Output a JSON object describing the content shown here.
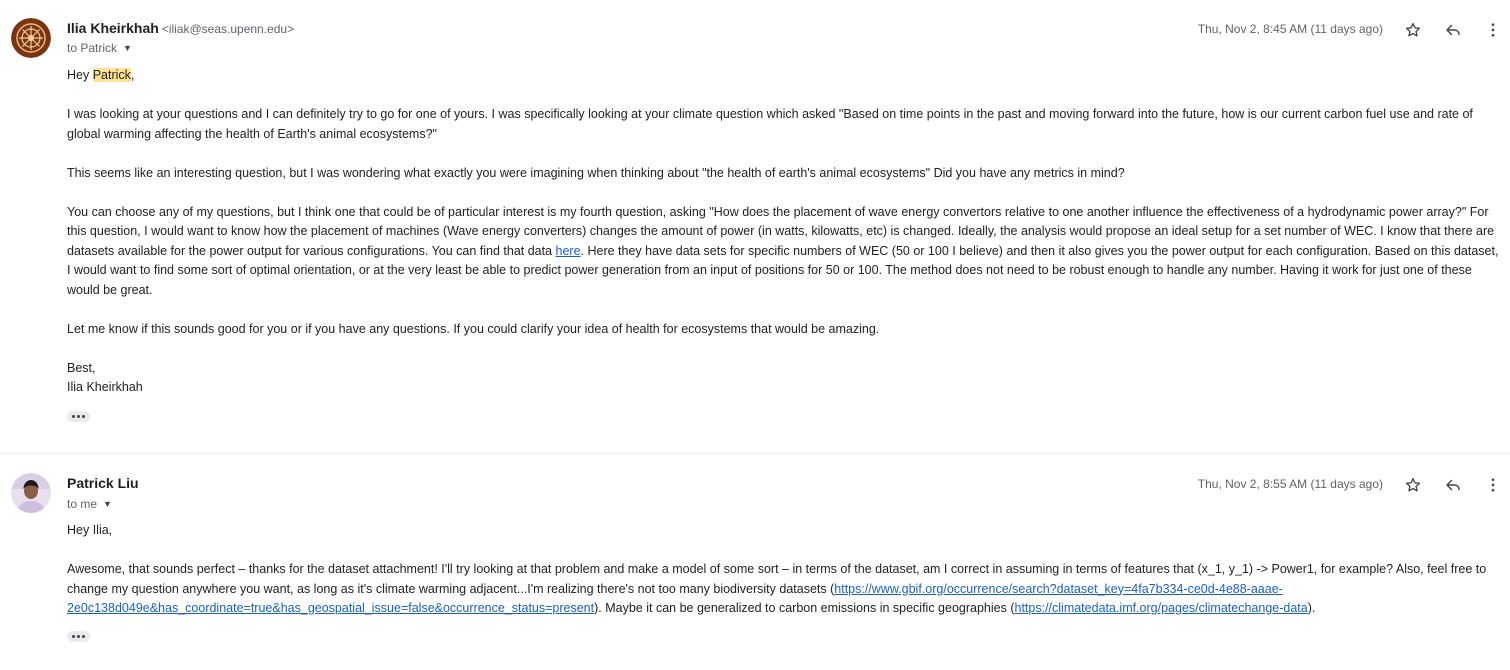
{
  "messages": [
    {
      "sender_name": "Ilia Kheirkhah",
      "sender_email": "<iliak@seas.upenn.edu>",
      "recipient": "to Patrick",
      "date": "Thu, Nov 2, 8:45 AM (11 days ago)",
      "greeting_prefix": "Hey ",
      "greeting_name": "Patrick",
      "greeting_suffix": ",",
      "para1": "I was looking at your questions and I can definitely try to go for one of yours. I was specifically looking at your climate question which asked \"Based on time points in the past and moving forward into the future, how is our current carbon fuel use and rate of global warming affecting the health of Earth's animal ecosystems?\"",
      "para2": "This seems like an interesting question, but I was wondering what exactly you were imagining when thinking about \"the health of earth's animal ecosystems\" Did you have any metrics in mind?",
      "para3_before_link": "You can choose any of my questions, but I think one that could be of particular interest is my fourth question, asking \"How does the placement of wave energy convertors relative to one another influence the effectiveness of a hydrodynamic power array?\" For this question, I would want to know how the placement of machines (Wave energy converters) changes the amount of power (in watts, kilowatts, etc) is changed. Ideally, the analysis would propose an ideal setup for a set number of WEC. I know that there are datasets available for the power output for various configurations. You can find that data ",
      "para3_link": "here",
      "para3_after_link": ". Here they have data sets for specific numbers of WEC (50 or 100 I believe) and then it also gives you the power output for each configuration. Based on this dataset, I would want to find some sort of optimal orientation, or at the very least be able to predict power generation from an input of positions for 50 or 100. The method does not need to be robust enough to handle any number. Having it work for just one of these would be great.",
      "para4": "Let me know if this sounds good for you or if you have any questions. If you could clarify your idea of health for ecosystems that would be amazing.",
      "signoff": "Best,",
      "signature": "Ilia Kheirkhah"
    },
    {
      "sender_name": "Patrick Liu",
      "recipient": "to me",
      "date": "Thu, Nov 2, 8:55 AM (11 days ago)",
      "greeting": "Hey Ilia,",
      "para1_before_link1": "Awesome, that sounds perfect – thanks for the dataset attachment! I'll try looking at that problem and make a model of some sort – in terms of the dataset, am I correct in assuming in terms of features that (x_1, y_1) -> Power1, for example? Also, feel free to change my question anywhere you want, as long as it's climate warming adjacent...I'm realizing there's not too many biodiversity datasets (",
      "link1": "https://www.gbif.org/occurrence/search?dataset_key=4fa7b334-ce0d-4e88-aaae-2e0c138d049e&has_coordinate=true&has_geospatial_issue=false&occurrence_status=present",
      "para1_between_links": "). Maybe it can be generalized to carbon emissions in specific geographies (",
      "link2": "https://climatedata.imf.org/pages/climatechange-data",
      "para1_after_link2": ")."
    }
  ],
  "icons": {
    "star": "star-icon",
    "reply": "reply-icon",
    "more": "more-vert-icon",
    "expand": "ellipsis-icon"
  },
  "colors": {
    "highlight": "#fde293",
    "link": "#1a5fcc",
    "avatar1_bg": "#7a3412"
  }
}
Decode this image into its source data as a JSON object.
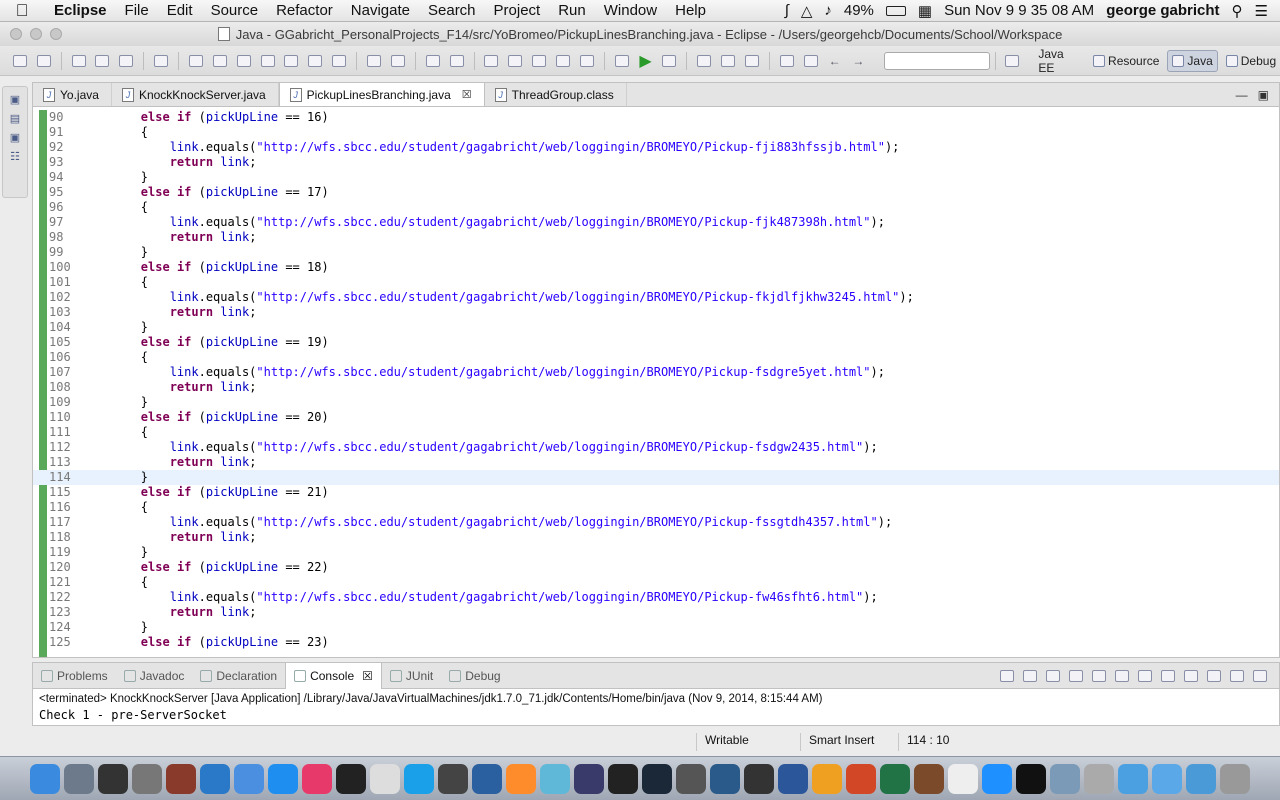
{
  "menubar": {
    "app": "Eclipse",
    "items": [
      "File",
      "Edit",
      "Source",
      "Refactor",
      "Navigate",
      "Search",
      "Project",
      "Run",
      "Window",
      "Help"
    ],
    "battery": "49%",
    "clock": "Sun Nov 9  9 35 08 AM",
    "user": "george gabricht"
  },
  "window": {
    "title": "Java - GGabricht_PersonalProjects_F14/src/YoBromeo/PickupLinesBranching.java - Eclipse - /Users/georgehcb/Documents/School/Workspace"
  },
  "toolbar": {
    "perspectives": [
      {
        "label": "Java EE",
        "active": false
      },
      {
        "label": "Resource",
        "active": false
      },
      {
        "label": "Java",
        "active": true
      },
      {
        "label": "Debug",
        "active": false
      }
    ]
  },
  "editor": {
    "tabs": [
      {
        "label": "Yo.java",
        "active": false
      },
      {
        "label": "KnockKnockServer.java",
        "active": false
      },
      {
        "label": "PickupLinesBranching.java",
        "active": true
      },
      {
        "label": "ThreadGroup.class",
        "active": false
      }
    ],
    "current_line": 114,
    "lines": [
      {
        "n": "90",
        "t": "        else if (pickUpLine == 16)"
      },
      {
        "n": "91",
        "t": "        {"
      },
      {
        "n": "92",
        "t": "            link.equals(\"http://wfs.sbcc.edu/student/gagabricht/web/loggingin/BROMEYO/Pickup-fji883hfssjb.html\");"
      },
      {
        "n": "93",
        "t": "            return link;"
      },
      {
        "n": "94",
        "t": "        }"
      },
      {
        "n": "95",
        "t": "        else if (pickUpLine == 17)"
      },
      {
        "n": "96",
        "t": "        {"
      },
      {
        "n": "97",
        "t": "            link.equals(\"http://wfs.sbcc.edu/student/gagabricht/web/loggingin/BROMEYO/Pickup-fjk487398h.html\");"
      },
      {
        "n": "98",
        "t": "            return link;"
      },
      {
        "n": "99",
        "t": "        }"
      },
      {
        "n": "100",
        "t": "        else if (pickUpLine == 18)"
      },
      {
        "n": "101",
        "t": "        {"
      },
      {
        "n": "102",
        "t": "            link.equals(\"http://wfs.sbcc.edu/student/gagabricht/web/loggingin/BROMEYO/Pickup-fkjdlfjkhw3245.html\");"
      },
      {
        "n": "103",
        "t": "            return link;"
      },
      {
        "n": "104",
        "t": "        }"
      },
      {
        "n": "105",
        "t": "        else if (pickUpLine == 19)"
      },
      {
        "n": "106",
        "t": "        {"
      },
      {
        "n": "107",
        "t": "            link.equals(\"http://wfs.sbcc.edu/student/gagabricht/web/loggingin/BROMEYO/Pickup-fsdgre5yet.html\");"
      },
      {
        "n": "108",
        "t": "            return link;"
      },
      {
        "n": "109",
        "t": "        }"
      },
      {
        "n": "110",
        "t": "        else if (pickUpLine == 20)"
      },
      {
        "n": "111",
        "t": "        {"
      },
      {
        "n": "112",
        "t": "            link.equals(\"http://wfs.sbcc.edu/student/gagabricht/web/loggingin/BROMEYO/Pickup-fsdgw2435.html\");"
      },
      {
        "n": "113",
        "t": "            return link;"
      },
      {
        "n": "114",
        "t": "        }"
      },
      {
        "n": "115",
        "t": "        else if (pickUpLine == 21)"
      },
      {
        "n": "116",
        "t": "        {"
      },
      {
        "n": "117",
        "t": "            link.equals(\"http://wfs.sbcc.edu/student/gagabricht/web/loggingin/BROMEYO/Pickup-fssgtdh4357.html\");"
      },
      {
        "n": "118",
        "t": "            return link;"
      },
      {
        "n": "119",
        "t": "        }"
      },
      {
        "n": "120",
        "t": "        else if (pickUpLine == 22)"
      },
      {
        "n": "121",
        "t": "        {"
      },
      {
        "n": "122",
        "t": "            link.equals(\"http://wfs.sbcc.edu/student/gagabricht/web/loggingin/BROMEYO/Pickup-fw46sfht6.html\");"
      },
      {
        "n": "123",
        "t": "            return link;"
      },
      {
        "n": "124",
        "t": "        }"
      },
      {
        "n": "125",
        "t": "        else if (pickUpLine == 23)"
      }
    ]
  },
  "bottom_panel": {
    "tabs": [
      {
        "label": "Problems",
        "active": false
      },
      {
        "label": "Javadoc",
        "active": false
      },
      {
        "label": "Declaration",
        "active": false
      },
      {
        "label": "Console",
        "active": true
      },
      {
        "label": "JUnit",
        "active": false
      },
      {
        "label": "Debug",
        "active": false
      }
    ],
    "terminated": "<terminated> KnockKnockServer [Java Application] /Library/Java/JavaVirtualMachines/jdk1.7.0_71.jdk/Contents/Home/bin/java (Nov 9, 2014, 8:15:44 AM)",
    "output": "Check 1 - pre-ServerSocket"
  },
  "statusbar": {
    "writable": "Writable",
    "insert_mode": "Smart Insert",
    "position": "114 : 10"
  },
  "dock": {
    "apps": [
      "finder-icon",
      "launchpad-icon",
      "activity-monitor-icon",
      "system-preferences-icon",
      "photo-booth-icon",
      "xcode-icon",
      "bluetooth-app-icon",
      "app-store-icon",
      "itunes-icon",
      "terminal-like-icon",
      "chrome-icon",
      "skype-icon",
      "calculator-icon",
      "quicktime-icon",
      "sublime-icon",
      "atom-icon",
      "eclipse-icon",
      "unreal-icon",
      "steam-icon",
      "drive-icon",
      "blender-icon",
      "unity-icon",
      "word-icon",
      "outlook-icon",
      "powerpoint-icon",
      "excel-icon",
      "notes-icon",
      "textedit-icon",
      "safari-icon",
      "terminal-icon",
      "preview-icon",
      "textwrangler-icon",
      "applications-folder-icon",
      "documents-folder-icon",
      "downloads-folder-icon",
      "trash-icon"
    ]
  }
}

============================================================

Show, from the material above, each line that includes the string "health".

      "para1": "I was looking at your questions and I can definitely try to go for one of yours. I was specifically looking at your climate question which asked \"Based on time points in the past and moving forward into the future, how is our current carbon fuel use and rate of global warming affecting the health of Earth's animal ecosystems?\"",
      "para2": "This seems like an interesting question, but I was wondering what exactly you were imagining when thinking about \"the health of earth's animal ecosystems\" Did you have any metrics in mind?",
      "para4": "Let me know if this sounds good for you or if you have any questions. If you could clarify your idea of health for ecosystems that would be amazing.",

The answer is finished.